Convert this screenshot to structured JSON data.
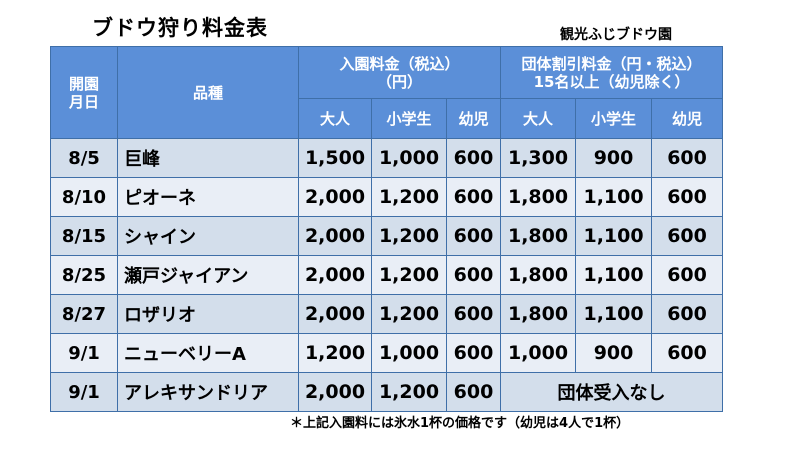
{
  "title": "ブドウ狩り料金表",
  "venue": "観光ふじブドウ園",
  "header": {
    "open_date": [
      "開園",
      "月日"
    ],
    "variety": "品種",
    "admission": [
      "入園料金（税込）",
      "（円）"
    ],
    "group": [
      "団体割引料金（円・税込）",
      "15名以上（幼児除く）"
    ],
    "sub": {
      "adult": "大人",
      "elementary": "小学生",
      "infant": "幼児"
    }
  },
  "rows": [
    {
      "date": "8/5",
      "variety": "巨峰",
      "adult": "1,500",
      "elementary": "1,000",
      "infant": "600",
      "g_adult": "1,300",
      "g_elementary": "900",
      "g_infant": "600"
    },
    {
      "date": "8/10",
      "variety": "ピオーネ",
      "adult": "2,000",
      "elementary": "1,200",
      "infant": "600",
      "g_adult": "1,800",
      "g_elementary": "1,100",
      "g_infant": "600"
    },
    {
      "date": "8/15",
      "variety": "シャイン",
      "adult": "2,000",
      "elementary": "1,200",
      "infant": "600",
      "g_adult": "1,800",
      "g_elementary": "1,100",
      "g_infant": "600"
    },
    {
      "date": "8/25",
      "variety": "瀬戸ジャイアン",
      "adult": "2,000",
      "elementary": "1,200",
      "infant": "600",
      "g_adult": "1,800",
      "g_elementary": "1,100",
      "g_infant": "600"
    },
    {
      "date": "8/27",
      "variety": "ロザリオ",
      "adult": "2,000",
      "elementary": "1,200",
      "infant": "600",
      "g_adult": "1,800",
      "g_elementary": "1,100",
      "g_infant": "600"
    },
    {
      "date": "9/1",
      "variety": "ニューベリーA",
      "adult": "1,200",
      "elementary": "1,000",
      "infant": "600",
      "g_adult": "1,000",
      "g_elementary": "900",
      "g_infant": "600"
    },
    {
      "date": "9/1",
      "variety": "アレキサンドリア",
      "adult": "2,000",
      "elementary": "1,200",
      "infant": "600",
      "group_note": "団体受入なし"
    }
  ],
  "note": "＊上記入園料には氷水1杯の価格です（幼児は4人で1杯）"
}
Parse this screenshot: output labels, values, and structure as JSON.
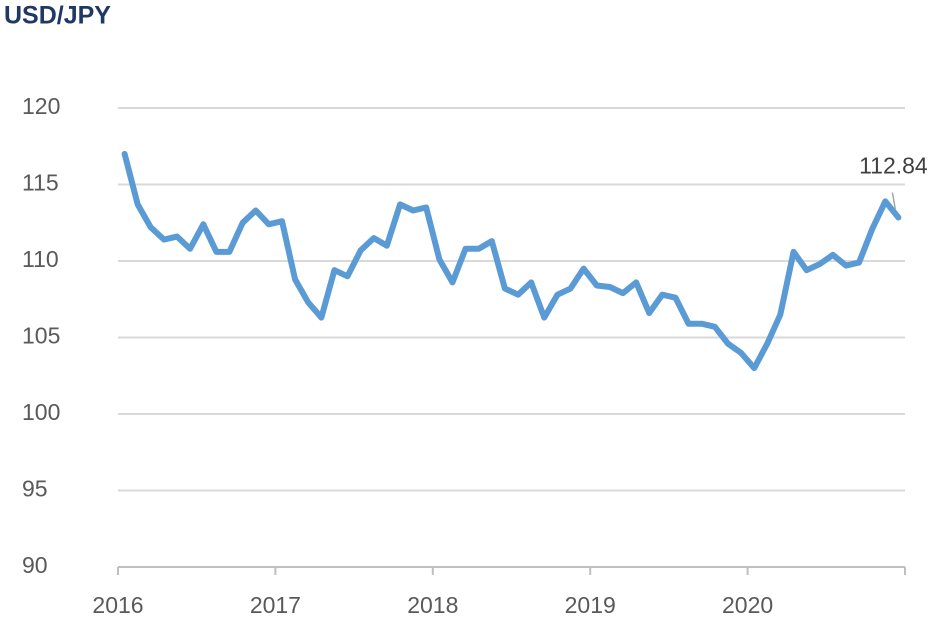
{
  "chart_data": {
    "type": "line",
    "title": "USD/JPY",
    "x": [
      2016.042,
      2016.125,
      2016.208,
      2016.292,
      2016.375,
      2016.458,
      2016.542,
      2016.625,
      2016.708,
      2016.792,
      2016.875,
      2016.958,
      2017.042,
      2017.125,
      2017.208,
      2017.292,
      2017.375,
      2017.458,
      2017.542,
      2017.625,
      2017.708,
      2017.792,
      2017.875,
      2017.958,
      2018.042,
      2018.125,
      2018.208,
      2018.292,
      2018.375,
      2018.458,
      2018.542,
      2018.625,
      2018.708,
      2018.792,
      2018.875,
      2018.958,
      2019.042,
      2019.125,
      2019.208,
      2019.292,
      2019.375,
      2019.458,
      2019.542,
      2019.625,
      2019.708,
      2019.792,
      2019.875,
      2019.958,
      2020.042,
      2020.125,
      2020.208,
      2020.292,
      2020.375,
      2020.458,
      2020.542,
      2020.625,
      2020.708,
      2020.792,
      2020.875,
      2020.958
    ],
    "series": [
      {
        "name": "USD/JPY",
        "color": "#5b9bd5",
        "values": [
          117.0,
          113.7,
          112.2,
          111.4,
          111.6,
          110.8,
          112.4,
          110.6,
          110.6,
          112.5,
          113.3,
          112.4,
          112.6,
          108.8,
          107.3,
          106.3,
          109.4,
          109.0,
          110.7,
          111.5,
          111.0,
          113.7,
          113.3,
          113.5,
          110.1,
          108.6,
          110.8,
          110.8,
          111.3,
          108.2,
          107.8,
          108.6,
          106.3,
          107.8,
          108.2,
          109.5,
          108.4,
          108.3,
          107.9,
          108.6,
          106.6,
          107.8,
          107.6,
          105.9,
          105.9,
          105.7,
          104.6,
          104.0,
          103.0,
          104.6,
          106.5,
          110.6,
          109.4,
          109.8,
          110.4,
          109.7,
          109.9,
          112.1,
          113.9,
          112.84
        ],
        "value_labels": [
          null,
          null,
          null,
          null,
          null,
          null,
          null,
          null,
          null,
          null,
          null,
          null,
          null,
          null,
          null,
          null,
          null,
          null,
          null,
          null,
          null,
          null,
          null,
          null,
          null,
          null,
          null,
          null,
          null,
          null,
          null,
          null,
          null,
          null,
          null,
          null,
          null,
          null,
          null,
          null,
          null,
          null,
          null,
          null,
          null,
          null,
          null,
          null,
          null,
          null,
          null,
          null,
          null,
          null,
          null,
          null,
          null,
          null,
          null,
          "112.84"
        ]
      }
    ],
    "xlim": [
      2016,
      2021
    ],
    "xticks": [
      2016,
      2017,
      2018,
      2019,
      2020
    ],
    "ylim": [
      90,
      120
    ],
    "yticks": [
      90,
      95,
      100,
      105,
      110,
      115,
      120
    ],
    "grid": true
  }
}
------
■ **Aim of the exercise**
All of the material above is to be copied exactly, except for its images.

■ **Complete response**
Convert this screenshot to structured JSON data.
{
  "title": "ブドウ狩り料金表",
  "venue": "観光ふじブドウ園",
  "header": {
    "open_date": [
      "開園",
      "月日"
    ],
    "variety": "品種",
    "admission": [
      "入園料金（税込）",
      "（円）"
    ],
    "group": [
      "団体割引料金（円・税込）",
      "15名以上（幼児除く）"
    ],
    "sub": {
      "adult": "大人",
      "elementary": "小学生",
      "infant": "幼児"
    }
  },
  "rows": [
    {
      "date": "8/5",
      "variety": "巨峰",
      "adult": "1,500",
      "elementary": "1,000",
      "infant": "600",
      "g_adult": "1,300",
      "g_elementary": "900",
      "g_infant": "600"
    },
    {
      "date": "8/10",
      "variety": "ピオーネ",
      "adult": "2,000",
      "elementary": "1,200",
      "infant": "600",
      "g_adult": "1,800",
      "g_elementary": "1,100",
      "g_infant": "600"
    },
    {
      "date": "8/15",
      "variety": "シャイン",
      "adult": "2,000",
      "elementary": "1,200",
      "infant": "600",
      "g_adult": "1,800",
      "g_elementary": "1,100",
      "g_infant": "600"
    },
    {
      "date": "8/25",
      "variety": "瀬戸ジャイアン",
      "adult": "2,000",
      "elementary": "1,200",
      "infant": "600",
      "g_adult": "1,800",
      "g_elementary": "1,100",
      "g_infant": "600"
    },
    {
      "date": "8/27",
      "variety": "ロザリオ",
      "adult": "2,000",
      "elementary": "1,200",
      "infant": "600",
      "g_adult": "1,800",
      "g_elementary": "1,100",
      "g_infant": "600"
    },
    {
      "date": "9/1",
      "variety": "ニューベリーA",
      "adult": "1,200",
      "elementary": "1,000",
      "infant": "600",
      "g_adult": "1,000",
      "g_elementary": "900",
      "g_infant": "600"
    },
    {
      "date": "9/1",
      "variety": "アレキサンドリア",
      "adult": "2,000",
      "elementary": "1,200",
      "infant": "600",
      "group_note": "団体受入なし"
    }
  ],
  "note": "＊上記入園料には氷水1杯の価格です（幼児は4人で1杯）"
}
Parse this screenshot: output labels, values, and structure as JSON.
{
  "chart_data": {
    "type": "line",
    "title": "USD/JPY",
    "x": [
      2016.042,
      2016.125,
      2016.208,
      2016.292,
      2016.375,
      2016.458,
      2016.542,
      2016.625,
      2016.708,
      2016.792,
      2016.875,
      2016.958,
      2017.042,
      2017.125,
      2017.208,
      2017.292,
      2017.375,
      2017.458,
      2017.542,
      2017.625,
      2017.708,
      2017.792,
      2017.875,
      2017.958,
      2018.042,
      2018.125,
      2018.208,
      2018.292,
      2018.375,
      2018.458,
      2018.542,
      2018.625,
      2018.708,
      2018.792,
      2018.875,
      2018.958,
      2019.042,
      2019.125,
      2019.208,
      2019.292,
      2019.375,
      2019.458,
      2019.542,
      2019.625,
      2019.708,
      2019.792,
      2019.875,
      2019.958,
      2020.042,
      2020.125,
      2020.208,
      2020.292,
      2020.375,
      2020.458,
      2020.542,
      2020.625,
      2020.708,
      2020.792,
      2020.875,
      2020.958
    ],
    "series": [
      {
        "name": "USD/JPY",
        "color": "#5b9bd5",
        "values": [
          117.0,
          113.7,
          112.2,
          111.4,
          111.6,
          110.8,
          112.4,
          110.6,
          110.6,
          112.5,
          113.3,
          112.4,
          112.6,
          108.8,
          107.3,
          106.3,
          109.4,
          109.0,
          110.7,
          111.5,
          111.0,
          113.7,
          113.3,
          113.5,
          110.1,
          108.6,
          110.8,
          110.8,
          111.3,
          108.2,
          107.8,
          108.6,
          106.3,
          107.8,
          108.2,
          109.5,
          108.4,
          108.3,
          107.9,
          108.6,
          106.6,
          107.8,
          107.6,
          105.9,
          105.9,
          105.7,
          104.6,
          104.0,
          103.0,
          104.6,
          106.5,
          110.6,
          109.4,
          109.8,
          110.4,
          109.7,
          109.9,
          112.1,
          113.9,
          112.84
        ],
        "value_labels": [
          null,
          null,
          null,
          null,
          null,
          null,
          null,
          null,
          null,
          null,
          null,
          null,
          null,
          null,
          null,
          null,
          null,
          null,
          null,
          null,
          null,
          null,
          null,
          null,
          null,
          null,
          null,
          null,
          null,
          null,
          null,
          null,
          null,
          null,
          null,
          null,
          null,
          null,
          null,
          null,
          null,
          null,
          null,
          null,
          null,
          null,
          null,
          null,
          null,
          null,
          null,
          null,
          null,
          null,
          null,
          null,
          null,
          null,
          null,
          "112.84"
        ]
      }
    ],
    "xlim": [
      2016,
      2021
    ],
    "xticks": [
      2016,
      2017,
      2018,
      2019,
      2020
    ],
    "ylim": [
      90,
      120
    ],
    "yticks": [
      90,
      95,
      100,
      105,
      110,
      115,
      120
    ],
    "grid": true
  }
}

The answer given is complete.